## PROBLEM TO SOLVE
Review the lines that follow and copy each one that contains the word "secoli".

## RECORDS FOR PROCESSING
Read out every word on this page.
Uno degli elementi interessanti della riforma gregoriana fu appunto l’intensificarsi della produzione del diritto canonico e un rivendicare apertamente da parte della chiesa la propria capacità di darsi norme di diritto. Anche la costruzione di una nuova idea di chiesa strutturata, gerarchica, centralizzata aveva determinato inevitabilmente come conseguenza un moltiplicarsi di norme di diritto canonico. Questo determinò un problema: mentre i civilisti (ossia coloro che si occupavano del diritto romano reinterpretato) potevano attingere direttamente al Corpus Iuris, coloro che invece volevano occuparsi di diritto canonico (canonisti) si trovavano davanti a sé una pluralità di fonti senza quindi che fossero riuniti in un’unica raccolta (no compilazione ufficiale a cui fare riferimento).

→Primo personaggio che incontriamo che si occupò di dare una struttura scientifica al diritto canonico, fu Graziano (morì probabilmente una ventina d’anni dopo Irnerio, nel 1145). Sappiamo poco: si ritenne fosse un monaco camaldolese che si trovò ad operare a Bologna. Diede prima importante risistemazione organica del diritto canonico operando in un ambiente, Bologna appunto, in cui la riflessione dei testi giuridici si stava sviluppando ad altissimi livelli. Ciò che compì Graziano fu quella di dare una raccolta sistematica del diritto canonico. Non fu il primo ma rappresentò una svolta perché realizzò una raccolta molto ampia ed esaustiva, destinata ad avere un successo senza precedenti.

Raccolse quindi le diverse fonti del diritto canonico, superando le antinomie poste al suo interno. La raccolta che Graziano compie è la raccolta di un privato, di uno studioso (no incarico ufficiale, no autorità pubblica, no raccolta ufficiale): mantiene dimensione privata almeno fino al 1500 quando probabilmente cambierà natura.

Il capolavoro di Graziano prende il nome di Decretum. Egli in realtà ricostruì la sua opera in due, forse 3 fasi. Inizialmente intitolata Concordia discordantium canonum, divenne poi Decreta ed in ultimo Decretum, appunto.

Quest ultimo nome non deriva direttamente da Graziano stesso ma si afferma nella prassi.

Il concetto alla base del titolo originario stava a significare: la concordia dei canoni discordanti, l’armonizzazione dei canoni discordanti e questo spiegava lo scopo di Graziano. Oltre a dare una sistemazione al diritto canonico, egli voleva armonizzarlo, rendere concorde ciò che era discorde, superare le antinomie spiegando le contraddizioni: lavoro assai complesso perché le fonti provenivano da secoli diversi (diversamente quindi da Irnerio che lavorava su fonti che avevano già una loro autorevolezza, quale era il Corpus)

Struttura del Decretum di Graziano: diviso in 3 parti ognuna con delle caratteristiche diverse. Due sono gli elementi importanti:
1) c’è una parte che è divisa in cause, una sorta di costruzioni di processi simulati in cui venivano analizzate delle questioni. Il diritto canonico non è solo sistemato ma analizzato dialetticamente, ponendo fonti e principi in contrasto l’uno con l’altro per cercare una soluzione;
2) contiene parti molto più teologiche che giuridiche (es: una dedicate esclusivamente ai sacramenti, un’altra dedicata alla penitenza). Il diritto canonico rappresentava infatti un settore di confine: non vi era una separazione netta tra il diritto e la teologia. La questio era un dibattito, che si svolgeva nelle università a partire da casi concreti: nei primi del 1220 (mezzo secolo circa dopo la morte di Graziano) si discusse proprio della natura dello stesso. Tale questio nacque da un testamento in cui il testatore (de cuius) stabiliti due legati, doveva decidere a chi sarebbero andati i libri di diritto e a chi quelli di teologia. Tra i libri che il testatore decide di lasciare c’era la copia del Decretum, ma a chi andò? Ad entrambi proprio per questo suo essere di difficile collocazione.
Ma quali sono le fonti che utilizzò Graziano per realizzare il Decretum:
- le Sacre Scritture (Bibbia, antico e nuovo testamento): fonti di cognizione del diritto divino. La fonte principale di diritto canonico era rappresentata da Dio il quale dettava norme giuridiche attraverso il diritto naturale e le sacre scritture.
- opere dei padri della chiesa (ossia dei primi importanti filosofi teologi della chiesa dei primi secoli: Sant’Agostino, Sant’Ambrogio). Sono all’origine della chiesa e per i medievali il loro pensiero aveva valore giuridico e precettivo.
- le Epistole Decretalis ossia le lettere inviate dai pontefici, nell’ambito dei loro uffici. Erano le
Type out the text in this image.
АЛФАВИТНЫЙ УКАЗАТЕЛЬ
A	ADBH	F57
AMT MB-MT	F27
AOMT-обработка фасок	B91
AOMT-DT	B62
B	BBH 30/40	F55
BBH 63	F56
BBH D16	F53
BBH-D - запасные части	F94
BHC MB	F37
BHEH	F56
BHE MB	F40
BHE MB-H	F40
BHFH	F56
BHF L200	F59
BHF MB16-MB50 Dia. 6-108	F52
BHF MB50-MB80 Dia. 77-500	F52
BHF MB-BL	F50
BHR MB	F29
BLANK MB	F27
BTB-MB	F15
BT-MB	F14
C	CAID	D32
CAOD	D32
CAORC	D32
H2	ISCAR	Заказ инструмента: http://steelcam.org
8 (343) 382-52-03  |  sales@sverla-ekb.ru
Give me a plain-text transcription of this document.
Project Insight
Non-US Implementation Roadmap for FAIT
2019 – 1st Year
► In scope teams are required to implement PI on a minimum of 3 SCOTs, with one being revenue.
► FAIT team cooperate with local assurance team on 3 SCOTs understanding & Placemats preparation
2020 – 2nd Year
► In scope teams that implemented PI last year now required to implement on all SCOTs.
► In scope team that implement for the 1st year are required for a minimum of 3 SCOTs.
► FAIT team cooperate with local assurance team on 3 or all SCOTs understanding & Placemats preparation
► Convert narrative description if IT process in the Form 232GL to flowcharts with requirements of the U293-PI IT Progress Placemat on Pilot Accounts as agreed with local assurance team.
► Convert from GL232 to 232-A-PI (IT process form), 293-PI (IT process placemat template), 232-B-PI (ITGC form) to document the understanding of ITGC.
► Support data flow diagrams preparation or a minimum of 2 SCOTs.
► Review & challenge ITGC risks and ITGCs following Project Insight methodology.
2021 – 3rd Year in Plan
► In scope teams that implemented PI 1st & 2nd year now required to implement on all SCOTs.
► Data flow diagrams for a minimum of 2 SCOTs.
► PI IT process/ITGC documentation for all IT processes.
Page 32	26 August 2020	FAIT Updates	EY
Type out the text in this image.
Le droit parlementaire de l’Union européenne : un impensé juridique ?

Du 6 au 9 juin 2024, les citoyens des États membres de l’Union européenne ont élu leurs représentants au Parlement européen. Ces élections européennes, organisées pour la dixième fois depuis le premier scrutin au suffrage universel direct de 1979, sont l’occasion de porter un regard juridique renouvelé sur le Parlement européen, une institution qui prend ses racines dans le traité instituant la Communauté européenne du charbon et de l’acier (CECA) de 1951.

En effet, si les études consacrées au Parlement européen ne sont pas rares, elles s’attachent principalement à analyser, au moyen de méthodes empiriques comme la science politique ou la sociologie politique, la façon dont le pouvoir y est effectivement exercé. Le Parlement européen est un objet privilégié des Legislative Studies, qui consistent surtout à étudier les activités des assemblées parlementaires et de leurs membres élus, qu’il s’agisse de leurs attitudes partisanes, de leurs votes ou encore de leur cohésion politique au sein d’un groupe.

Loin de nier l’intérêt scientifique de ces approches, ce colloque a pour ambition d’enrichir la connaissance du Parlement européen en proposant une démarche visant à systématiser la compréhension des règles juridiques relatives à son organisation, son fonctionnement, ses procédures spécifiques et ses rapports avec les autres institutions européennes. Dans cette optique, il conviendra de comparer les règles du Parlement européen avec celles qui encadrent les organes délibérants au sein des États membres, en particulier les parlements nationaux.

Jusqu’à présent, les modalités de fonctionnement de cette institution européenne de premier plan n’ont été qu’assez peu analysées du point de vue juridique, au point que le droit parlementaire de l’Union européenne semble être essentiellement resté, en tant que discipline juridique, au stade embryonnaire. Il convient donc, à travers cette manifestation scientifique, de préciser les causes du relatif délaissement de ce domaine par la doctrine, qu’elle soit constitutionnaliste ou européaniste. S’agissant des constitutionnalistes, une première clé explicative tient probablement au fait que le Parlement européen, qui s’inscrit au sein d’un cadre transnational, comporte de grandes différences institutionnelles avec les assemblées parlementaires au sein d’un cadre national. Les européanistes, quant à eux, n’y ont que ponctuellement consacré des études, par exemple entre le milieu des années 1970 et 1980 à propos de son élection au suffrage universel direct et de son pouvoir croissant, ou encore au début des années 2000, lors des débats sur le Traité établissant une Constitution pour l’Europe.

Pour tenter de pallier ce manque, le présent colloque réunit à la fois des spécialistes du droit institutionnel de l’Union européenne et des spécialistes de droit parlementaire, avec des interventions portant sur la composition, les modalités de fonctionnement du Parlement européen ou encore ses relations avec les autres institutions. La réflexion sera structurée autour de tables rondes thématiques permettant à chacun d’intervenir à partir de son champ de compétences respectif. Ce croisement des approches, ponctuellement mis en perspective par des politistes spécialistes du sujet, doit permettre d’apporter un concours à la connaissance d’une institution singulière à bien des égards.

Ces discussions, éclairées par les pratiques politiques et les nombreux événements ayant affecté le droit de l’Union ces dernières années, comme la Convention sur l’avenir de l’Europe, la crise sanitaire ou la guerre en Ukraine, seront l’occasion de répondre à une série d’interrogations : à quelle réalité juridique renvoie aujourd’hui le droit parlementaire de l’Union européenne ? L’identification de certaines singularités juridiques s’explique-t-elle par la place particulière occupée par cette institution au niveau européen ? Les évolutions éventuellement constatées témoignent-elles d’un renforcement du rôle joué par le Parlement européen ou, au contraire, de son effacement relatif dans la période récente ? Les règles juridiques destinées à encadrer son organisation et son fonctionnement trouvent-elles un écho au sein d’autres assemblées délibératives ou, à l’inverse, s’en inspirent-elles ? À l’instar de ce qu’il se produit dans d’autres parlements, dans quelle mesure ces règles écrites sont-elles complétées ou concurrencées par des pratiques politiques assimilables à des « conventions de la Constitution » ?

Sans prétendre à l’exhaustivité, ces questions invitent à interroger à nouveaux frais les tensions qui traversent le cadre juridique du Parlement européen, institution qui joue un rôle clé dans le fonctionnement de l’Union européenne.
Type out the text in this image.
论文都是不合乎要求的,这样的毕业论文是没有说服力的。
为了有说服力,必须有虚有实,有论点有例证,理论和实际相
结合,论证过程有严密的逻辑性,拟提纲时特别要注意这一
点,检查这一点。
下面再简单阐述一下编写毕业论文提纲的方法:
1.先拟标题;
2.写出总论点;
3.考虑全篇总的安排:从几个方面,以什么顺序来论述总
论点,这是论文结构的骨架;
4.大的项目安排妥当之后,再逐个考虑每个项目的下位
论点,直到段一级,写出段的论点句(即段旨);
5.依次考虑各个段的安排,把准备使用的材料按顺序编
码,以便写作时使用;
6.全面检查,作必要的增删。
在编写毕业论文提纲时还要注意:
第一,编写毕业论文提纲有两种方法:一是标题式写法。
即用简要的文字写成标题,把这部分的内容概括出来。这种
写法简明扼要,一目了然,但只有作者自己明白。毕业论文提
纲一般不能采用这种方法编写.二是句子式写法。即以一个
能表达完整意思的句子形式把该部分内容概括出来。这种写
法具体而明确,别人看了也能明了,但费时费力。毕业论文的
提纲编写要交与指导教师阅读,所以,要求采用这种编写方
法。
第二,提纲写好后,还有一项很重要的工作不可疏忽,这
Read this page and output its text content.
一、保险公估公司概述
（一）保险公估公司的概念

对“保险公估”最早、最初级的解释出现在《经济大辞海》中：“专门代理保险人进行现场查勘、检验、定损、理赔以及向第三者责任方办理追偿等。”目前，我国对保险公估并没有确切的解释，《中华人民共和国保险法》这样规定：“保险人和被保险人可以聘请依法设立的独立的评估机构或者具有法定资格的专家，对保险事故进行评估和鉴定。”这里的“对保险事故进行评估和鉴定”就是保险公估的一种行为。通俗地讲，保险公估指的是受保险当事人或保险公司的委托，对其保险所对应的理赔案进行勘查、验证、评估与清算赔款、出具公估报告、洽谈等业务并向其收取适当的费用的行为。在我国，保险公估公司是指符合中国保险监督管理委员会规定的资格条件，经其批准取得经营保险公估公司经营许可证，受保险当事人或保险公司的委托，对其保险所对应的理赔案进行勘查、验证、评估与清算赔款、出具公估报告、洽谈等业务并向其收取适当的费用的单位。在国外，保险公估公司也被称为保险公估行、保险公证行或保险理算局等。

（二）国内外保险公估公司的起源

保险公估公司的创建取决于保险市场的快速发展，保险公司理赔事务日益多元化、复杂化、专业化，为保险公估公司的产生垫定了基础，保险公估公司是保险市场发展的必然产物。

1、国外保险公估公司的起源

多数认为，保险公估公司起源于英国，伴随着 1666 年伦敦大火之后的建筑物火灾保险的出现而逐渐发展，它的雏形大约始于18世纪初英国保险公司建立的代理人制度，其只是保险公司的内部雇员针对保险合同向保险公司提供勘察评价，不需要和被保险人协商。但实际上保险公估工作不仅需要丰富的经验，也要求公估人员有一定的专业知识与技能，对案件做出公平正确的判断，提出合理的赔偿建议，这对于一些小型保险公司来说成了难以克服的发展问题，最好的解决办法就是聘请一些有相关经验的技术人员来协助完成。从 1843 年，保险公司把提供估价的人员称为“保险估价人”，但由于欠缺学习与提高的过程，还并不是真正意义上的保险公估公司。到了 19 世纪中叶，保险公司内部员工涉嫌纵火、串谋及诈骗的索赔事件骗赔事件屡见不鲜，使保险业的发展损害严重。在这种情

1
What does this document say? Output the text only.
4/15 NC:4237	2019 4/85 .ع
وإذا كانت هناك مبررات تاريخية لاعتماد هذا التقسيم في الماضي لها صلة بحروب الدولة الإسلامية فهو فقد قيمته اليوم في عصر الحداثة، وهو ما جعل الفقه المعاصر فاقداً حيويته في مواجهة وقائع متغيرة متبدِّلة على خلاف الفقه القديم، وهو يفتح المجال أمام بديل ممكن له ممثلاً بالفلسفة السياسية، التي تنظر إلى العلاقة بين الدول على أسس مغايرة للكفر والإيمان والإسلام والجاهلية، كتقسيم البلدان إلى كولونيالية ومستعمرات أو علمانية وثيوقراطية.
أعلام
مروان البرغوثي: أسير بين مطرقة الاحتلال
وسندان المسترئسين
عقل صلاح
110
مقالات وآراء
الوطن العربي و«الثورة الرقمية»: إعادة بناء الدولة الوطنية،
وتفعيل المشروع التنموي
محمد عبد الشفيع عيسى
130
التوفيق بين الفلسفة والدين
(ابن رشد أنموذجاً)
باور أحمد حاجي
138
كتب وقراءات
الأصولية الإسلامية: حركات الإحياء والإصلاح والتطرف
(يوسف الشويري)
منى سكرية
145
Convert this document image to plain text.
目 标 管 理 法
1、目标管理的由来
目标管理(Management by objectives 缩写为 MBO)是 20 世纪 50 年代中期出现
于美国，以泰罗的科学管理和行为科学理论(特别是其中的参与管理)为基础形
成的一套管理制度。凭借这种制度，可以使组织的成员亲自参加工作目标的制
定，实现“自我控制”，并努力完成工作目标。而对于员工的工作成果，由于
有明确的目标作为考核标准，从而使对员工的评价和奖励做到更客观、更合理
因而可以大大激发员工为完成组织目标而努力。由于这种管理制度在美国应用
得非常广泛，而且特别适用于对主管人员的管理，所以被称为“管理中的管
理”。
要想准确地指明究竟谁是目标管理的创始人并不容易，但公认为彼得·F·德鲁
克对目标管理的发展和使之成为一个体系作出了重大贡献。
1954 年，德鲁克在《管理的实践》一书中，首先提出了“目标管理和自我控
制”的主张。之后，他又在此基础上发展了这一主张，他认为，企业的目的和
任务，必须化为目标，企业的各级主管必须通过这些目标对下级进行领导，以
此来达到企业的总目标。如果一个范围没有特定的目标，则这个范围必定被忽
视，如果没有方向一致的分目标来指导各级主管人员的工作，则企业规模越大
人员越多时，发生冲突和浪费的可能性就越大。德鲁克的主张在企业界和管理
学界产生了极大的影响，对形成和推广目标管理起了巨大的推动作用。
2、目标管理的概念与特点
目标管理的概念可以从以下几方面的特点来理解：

## CORRECT RESULT
Il concetto alla base del titolo originario stava a significare: la concordia dei canoni discordanti, l’armonizzazione dei canoni discordanti e questo spiegava lo scopo di Graziano. Oltre a dare una sistemazione al diritto canonico, egli voleva armonizzarlo, rendere concorde ciò che era discorde, superare le antinomie spiegando le contraddizioni: lavoro assai complesso perché le fonti provenivano da secoli diversi (diversamente quindi da Irnerio che lavorava su fonti che avevano già una loro autorevolezza, quale era il Corpus)
- opere dei padri della chiesa (ossia dei primi importanti filosofi teologi della chiesa dei primi secoli: Sant’Agostino, Sant’Ambrogio). Sono all’origine della chiesa e per i medievali il loro pensiero aveva valore giuridico e precettivo.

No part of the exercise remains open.